• DOCUMENT PASSAGE:
(begin)

Summer in the City is the first full-length feature film by director Wim Wenders, released in 1970 and starring Hanns Zischler.

Wenders' first full-length film was produced as his graduation project at the University of Television and Film Munich ("Hochschule für Fernsehen und Film München") which he attended from 1967 to 1970. Shot in 16 mm black and white by long-time Wenders collaborator Robby Müller, the movie exhibited many of Wenders' later trademark themes of aimless searching, running from invisible demons, and persistent wandering toward an indeterminate goal. In this case the journey is that of protagonist Hans (Zischler) after he is released from prison. Searching through seedy West German streets and bars, he finally winds up visiting an old friend in Berlin.

(end)

• DATA ENTRIES:
(begin)

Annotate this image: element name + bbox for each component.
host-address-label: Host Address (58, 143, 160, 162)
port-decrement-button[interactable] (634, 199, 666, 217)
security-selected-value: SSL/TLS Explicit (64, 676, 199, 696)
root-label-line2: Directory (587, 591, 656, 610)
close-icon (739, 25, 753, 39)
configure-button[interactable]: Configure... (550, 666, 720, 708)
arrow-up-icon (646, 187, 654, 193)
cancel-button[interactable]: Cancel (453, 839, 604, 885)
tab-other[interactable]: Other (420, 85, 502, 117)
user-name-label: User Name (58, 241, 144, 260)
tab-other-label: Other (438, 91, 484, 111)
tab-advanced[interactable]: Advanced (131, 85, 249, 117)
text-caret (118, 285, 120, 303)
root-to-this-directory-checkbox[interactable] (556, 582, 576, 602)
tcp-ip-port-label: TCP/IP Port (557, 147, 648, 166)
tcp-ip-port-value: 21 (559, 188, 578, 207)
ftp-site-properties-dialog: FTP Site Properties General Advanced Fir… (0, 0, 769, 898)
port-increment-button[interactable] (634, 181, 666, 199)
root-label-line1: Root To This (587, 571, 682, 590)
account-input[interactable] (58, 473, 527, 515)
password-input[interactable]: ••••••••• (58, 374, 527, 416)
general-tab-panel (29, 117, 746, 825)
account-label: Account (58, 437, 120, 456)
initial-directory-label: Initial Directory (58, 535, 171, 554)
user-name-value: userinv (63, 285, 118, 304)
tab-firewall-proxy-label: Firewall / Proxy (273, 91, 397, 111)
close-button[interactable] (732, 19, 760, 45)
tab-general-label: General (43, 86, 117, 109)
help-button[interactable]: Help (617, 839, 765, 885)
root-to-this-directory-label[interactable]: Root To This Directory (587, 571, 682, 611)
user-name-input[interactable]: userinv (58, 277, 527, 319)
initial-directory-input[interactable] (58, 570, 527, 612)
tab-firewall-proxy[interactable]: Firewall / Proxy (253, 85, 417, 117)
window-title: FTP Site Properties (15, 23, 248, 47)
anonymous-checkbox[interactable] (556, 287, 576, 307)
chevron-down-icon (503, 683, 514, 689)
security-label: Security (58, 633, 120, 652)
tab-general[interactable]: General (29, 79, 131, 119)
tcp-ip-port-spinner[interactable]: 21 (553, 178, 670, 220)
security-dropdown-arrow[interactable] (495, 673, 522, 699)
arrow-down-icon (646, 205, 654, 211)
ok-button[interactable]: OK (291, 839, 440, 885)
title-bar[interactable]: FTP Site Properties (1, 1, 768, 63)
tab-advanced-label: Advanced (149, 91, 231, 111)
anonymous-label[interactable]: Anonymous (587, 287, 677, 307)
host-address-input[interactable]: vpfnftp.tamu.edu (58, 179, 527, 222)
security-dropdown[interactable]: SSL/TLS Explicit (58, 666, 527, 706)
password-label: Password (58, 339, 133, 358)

(end)

• REQUIRED TASK: List every theme that the passage on Summer in the City names as a later Wenders trademark shown in the movie. Answer from the text by itself, without drawing on any of the items.

• RESULT FOR THIS EXERCISE:
- aimless searching
- running from invisible demons
- persistent wandering toward an indeterminate goal